**** DATASET CONTENT ****

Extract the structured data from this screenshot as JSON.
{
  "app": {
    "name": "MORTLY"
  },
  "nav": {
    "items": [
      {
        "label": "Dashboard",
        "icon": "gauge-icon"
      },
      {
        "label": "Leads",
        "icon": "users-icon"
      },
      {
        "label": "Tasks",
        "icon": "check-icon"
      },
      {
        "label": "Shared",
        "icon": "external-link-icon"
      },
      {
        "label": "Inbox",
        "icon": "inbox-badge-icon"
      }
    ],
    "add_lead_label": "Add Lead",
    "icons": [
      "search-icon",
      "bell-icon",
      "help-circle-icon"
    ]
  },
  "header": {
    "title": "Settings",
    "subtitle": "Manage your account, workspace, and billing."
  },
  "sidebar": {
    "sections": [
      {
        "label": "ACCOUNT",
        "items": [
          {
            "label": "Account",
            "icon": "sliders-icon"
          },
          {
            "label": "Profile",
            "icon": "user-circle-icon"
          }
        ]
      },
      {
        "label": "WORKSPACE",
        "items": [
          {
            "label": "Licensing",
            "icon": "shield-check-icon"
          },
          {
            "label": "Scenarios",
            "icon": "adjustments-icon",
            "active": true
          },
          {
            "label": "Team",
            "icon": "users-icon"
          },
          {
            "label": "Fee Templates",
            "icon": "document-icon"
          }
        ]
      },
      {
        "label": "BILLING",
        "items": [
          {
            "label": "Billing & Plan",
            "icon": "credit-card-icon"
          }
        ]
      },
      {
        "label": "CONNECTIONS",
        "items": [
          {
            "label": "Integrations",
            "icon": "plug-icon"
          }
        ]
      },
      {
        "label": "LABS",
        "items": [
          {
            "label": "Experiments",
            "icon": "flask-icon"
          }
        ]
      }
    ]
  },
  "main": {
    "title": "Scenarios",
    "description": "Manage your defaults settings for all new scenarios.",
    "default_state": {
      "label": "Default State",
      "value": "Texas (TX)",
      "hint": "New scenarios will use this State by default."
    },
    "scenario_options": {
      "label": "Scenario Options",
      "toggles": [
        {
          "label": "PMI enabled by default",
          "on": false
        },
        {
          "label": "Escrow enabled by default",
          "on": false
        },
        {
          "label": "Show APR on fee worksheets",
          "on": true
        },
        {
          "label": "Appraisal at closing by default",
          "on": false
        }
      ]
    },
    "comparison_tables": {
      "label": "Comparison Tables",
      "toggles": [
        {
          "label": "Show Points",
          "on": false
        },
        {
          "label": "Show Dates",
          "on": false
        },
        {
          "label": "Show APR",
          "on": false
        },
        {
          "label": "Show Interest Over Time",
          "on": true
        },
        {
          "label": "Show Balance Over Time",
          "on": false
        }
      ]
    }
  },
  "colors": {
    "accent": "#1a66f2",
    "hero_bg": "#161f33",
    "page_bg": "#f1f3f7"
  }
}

****

• _GIVEN REQUEST_
Looking at the entries above, state how many lines contain "enabled"; give the number alone.

• _COMPLETED TASK_
2